WHAT YOU NEED TO DO:
Take the entries below and reproduce them word for word.

RECORDS SUPPLIED:
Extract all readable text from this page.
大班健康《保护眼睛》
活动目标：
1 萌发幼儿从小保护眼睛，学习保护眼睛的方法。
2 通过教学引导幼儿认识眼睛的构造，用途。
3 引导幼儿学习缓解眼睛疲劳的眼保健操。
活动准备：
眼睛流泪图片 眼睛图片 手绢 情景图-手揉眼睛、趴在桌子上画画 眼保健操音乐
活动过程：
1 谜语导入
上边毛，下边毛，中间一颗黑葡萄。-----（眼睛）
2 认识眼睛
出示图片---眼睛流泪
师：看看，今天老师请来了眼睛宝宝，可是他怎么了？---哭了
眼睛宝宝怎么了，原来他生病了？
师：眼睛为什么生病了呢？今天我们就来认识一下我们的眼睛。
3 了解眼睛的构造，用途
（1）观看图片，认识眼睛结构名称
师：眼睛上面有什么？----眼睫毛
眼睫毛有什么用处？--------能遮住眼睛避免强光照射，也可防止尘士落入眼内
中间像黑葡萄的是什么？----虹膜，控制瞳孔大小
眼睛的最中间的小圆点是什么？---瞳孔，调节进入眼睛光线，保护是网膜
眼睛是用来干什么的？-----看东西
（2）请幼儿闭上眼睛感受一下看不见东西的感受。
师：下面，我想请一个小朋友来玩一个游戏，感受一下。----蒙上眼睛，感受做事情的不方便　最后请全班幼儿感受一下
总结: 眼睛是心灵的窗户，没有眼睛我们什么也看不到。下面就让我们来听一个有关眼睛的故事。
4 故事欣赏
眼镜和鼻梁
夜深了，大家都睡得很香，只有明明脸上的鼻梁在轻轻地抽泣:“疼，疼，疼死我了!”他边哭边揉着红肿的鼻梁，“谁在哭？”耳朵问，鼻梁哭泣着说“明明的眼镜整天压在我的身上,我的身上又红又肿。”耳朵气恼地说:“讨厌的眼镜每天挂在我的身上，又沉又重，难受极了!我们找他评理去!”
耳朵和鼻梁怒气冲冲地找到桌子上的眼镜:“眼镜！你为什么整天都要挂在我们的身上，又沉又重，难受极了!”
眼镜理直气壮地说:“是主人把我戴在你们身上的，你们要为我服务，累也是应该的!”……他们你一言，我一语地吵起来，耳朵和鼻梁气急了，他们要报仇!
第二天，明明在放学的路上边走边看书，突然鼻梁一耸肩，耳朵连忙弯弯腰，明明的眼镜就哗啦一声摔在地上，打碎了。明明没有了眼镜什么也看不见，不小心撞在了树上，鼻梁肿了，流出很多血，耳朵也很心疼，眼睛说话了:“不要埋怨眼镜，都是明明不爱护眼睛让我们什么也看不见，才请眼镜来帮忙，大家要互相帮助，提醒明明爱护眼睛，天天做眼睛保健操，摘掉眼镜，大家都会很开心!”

OUTPUT BELOW:
Extract all readable text from this page.
大班健康《保护眼睛》
活动目标：
1 萌发幼儿从小保护眼睛，学习保护眼睛的方法。
2 通过教学引导幼儿认识眼睛的构造，用途。
3 引导幼儿学习缓解眼睛疲劳的眼保健操。
活动准备：
眼睛流泪图片 眼睛图片 手绢 情景图-手揉眼睛、趴在桌子上画画 眼保健操音乐
活动过程：
1 谜语导入
上边毛，下边毛，中间一颗黑葡萄。-----（眼睛）
2 认识眼睛
出示图片---眼睛流泪
师：看看，今天老师请来了眼睛宝宝，可是他怎么了？---哭了
眼睛宝宝怎么了，原来他生病了？
师：眼睛为什么生病了呢？今天我们就来认识一下我们的眼睛。
3 了解眼睛的构造，用途
（1）观看图片，认识眼睛结构名称
师：眼睛上面有什么？----眼睫毛
眼睫毛有什么用处？--------能遮住眼睛避免强光照射，也可防止尘士落入眼内
中间像黑葡萄的是什么？----虹膜，控制瞳孔大小
眼睛的最中间的小圆点是什么？---瞳孔，调节进入眼睛光线，保护是网膜
眼睛是用来干什么的？-----看东西
（2）请幼儿闭上眼睛感受一下看不见东西的感受。
师：下面，我想请一个小朋友来玩一个游戏，感受一下。----蒙上眼睛，感受做事情的不方便　最后请全班幼儿感受一下
总结: 眼睛是心灵的窗户，没有眼睛我们什么也看不到。下面就让我们来听一个有关眼睛的故事。
4 故事欣赏
眼镜和鼻梁
夜深了，大家都睡得很香，只有明明脸上的鼻梁在轻轻地抽泣:“疼，疼，疼死我了!”他边哭边揉着红肿的鼻梁，“谁在哭？”耳朵问，鼻梁哭泣着说“明明的眼镜整天压在我的身上,我的身上又红又肿。”耳朵气恼地说:“讨厌的眼镜每天挂在我的身上，又沉又重，难受极了!我们找他评理去!”
耳朵和鼻梁怒气冲冲地找到桌子上的眼镜:“眼镜！你为什么整天都要挂在我们的身上，又沉又重，难受极了!”
眼镜理直气壮地说:“是主人把我戴在你们身上的，你们要为我服务，累也是应该的!”……他们你一言，我一语地吵起来，耳朵和鼻梁气急了，他们要报仇!
第二天，明明在放学的路上边走边看书，突然鼻梁一耸肩，耳朵连忙弯弯腰，明明的眼镜就哗啦一声摔在地上，打碎了。明明没有了眼镜什么也看不见，不小心撞在了树上，鼻梁肿了，流出很多血，耳朵也很心疼，眼睛说话了:“不要埋怨眼镜，都是明明不爱护眼睛让我们什么也看不见，才请眼镜来帮忙，大家要互相帮助，提醒明明爱护眼睛，天天做眼睛保健操，摘掉眼镜，大家都会很开心!”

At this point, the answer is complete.